* Begin *

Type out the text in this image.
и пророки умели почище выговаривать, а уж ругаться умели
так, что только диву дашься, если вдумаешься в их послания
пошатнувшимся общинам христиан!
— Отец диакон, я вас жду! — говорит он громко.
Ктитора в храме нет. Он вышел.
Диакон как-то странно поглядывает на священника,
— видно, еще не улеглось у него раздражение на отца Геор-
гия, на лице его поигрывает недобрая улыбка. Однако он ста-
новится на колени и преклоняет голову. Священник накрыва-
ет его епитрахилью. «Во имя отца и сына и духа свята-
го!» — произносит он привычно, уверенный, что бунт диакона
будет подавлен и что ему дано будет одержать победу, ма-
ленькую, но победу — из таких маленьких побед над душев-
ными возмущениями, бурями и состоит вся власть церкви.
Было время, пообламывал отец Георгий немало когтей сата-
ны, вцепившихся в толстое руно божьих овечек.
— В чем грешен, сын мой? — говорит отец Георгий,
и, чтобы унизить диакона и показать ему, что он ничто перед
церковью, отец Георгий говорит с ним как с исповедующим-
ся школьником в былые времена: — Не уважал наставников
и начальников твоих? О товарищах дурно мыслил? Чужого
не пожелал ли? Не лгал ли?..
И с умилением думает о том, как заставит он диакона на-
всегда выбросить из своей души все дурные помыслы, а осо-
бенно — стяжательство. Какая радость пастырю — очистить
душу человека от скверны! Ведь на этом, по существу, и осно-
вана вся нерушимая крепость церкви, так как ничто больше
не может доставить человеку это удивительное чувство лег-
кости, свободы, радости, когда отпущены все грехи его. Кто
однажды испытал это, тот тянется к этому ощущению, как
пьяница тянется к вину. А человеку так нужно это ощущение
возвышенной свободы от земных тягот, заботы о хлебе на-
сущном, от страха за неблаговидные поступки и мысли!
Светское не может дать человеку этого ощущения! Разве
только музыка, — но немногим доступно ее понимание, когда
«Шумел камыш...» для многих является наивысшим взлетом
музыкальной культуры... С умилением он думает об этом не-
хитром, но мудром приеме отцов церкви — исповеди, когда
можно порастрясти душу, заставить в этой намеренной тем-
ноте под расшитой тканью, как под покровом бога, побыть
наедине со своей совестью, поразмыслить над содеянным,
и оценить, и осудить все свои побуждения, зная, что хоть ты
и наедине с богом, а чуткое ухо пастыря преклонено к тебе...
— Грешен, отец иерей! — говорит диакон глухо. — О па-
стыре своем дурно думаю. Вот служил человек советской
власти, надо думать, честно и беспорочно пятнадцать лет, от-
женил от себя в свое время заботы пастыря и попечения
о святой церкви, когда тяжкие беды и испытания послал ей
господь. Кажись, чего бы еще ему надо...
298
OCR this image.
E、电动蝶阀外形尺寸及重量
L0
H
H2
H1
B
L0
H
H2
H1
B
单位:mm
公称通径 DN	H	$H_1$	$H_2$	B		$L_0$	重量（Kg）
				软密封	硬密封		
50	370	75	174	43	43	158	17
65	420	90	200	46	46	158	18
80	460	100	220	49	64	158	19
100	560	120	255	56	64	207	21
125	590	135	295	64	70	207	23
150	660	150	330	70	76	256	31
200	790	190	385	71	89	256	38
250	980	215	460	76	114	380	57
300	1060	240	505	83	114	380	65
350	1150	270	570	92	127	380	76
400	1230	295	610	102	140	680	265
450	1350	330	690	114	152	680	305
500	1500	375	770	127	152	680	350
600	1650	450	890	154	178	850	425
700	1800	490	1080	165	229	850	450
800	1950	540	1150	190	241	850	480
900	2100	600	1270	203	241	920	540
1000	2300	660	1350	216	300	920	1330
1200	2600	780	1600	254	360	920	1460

* End *

▶ _WORK REQUIRED_:
Out of the preceding entries, pull every line containing the string "image".

▶ _SOLUTION TO THE PROBLEM_:
Type out the text in this image.
OCR this image.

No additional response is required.